%%

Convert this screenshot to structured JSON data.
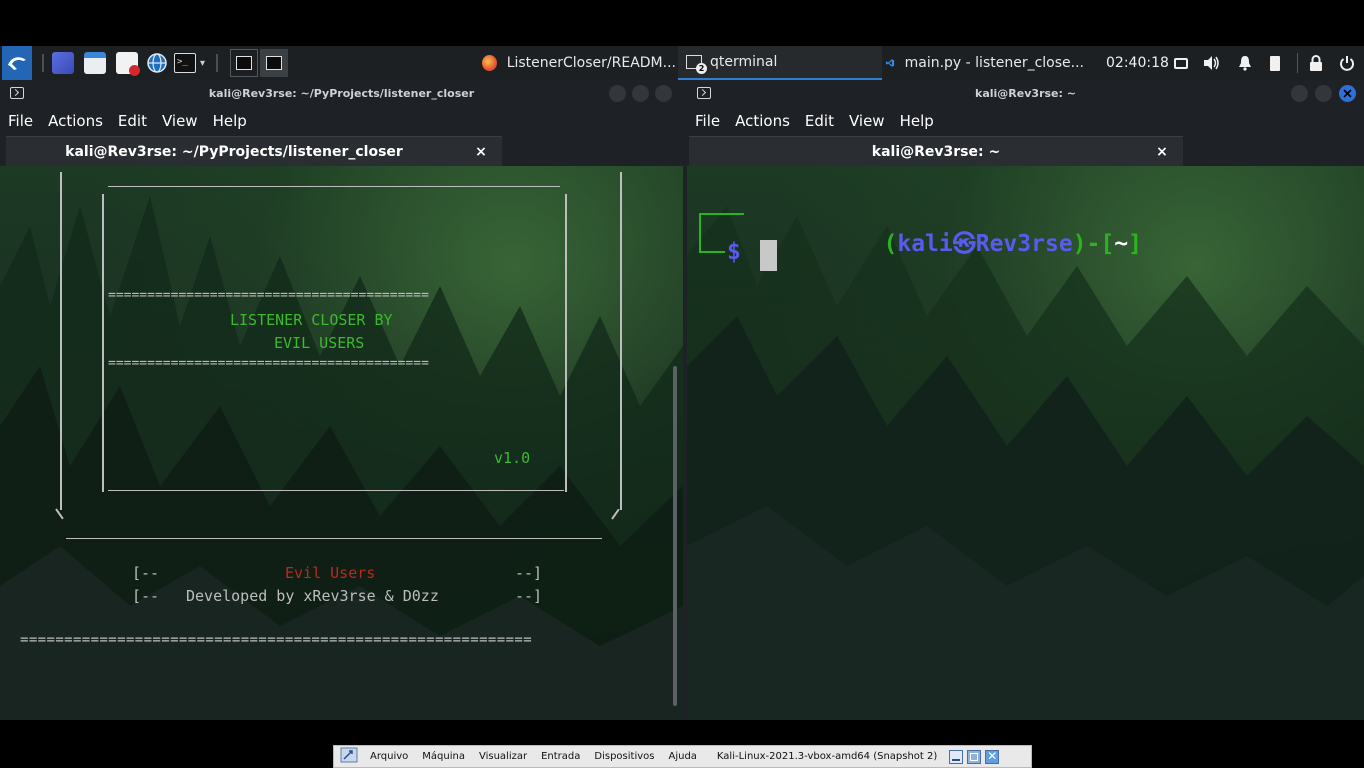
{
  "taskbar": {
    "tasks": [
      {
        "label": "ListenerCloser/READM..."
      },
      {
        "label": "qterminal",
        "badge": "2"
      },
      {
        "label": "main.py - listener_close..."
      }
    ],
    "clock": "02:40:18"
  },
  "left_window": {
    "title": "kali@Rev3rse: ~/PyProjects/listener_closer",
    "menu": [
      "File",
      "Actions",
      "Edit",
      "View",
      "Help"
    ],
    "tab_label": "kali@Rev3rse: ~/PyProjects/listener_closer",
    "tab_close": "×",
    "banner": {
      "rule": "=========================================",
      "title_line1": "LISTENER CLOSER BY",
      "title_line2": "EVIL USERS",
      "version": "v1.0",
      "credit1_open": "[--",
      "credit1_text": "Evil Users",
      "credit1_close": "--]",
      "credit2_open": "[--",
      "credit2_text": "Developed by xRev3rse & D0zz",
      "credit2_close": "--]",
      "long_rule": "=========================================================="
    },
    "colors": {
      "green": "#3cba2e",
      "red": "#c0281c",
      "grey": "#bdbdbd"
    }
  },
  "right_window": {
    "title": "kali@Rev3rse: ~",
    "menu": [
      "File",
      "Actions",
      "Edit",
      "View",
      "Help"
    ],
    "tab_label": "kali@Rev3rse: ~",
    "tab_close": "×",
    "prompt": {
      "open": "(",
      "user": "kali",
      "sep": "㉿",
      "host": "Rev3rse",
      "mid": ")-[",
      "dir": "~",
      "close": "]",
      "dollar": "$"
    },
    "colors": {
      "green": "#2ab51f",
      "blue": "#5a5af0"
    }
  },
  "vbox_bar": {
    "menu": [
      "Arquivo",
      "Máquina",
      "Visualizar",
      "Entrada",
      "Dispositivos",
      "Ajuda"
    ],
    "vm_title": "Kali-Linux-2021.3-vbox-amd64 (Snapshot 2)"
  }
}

%%

**Task to carry out:**
Transcribe every entry word for word, but skip the pictures.

**Task result:**
Convert this screenshot to structured JSON data.
{
  "taskbar": {
    "tasks": [
      {
        "label": "ListenerCloser/READM..."
      },
      {
        "label": "qterminal",
        "badge": "2"
      },
      {
        "label": "main.py - listener_close..."
      }
    ],
    "clock": "02:40:18"
  },
  "left_window": {
    "title": "kali@Rev3rse: ~/PyProjects/listener_closer",
    "menu": [
      "File",
      "Actions",
      "Edit",
      "View",
      "Help"
    ],
    "tab_label": "kali@Rev3rse: ~/PyProjects/listener_closer",
    "tab_close": "×",
    "banner": {
      "rule": "=========================================",
      "title_line1": "LISTENER CLOSER BY",
      "title_line2": "EVIL USERS",
      "version": "v1.0",
      "credit1_open": "[--",
      "credit1_text": "Evil Users",
      "credit1_close": "--]",
      "credit2_open": "[--",
      "credit2_text": "Developed by xRev3rse & D0zz",
      "credit2_close": "--]",
      "long_rule": "=========================================================="
    },
    "colors": {
      "green": "#3cba2e",
      "red": "#c0281c",
      "grey": "#bdbdbd"
    }
  },
  "right_window": {
    "title": "kali@Rev3rse: ~",
    "menu": [
      "File",
      "Actions",
      "Edit",
      "View",
      "Help"
    ],
    "tab_label": "kali@Rev3rse: ~",
    "tab_close": "×",
    "prompt": {
      "open": "(",
      "user": "kali",
      "sep": "㉿",
      "host": "Rev3rse",
      "mid": ")-[",
      "dir": "~",
      "close": "]",
      "dollar": "$"
    },
    "colors": {
      "green": "#2ab51f",
      "blue": "#5a5af0"
    }
  },
  "vbox_bar": {
    "menu": [
      "Arquivo",
      "Máquina",
      "Visualizar",
      "Entrada",
      "Dispositivos",
      "Ajuda"
    ],
    "vm_title": "Kali-Linux-2021.3-vbox-amd64 (Snapshot 2)"
  }
}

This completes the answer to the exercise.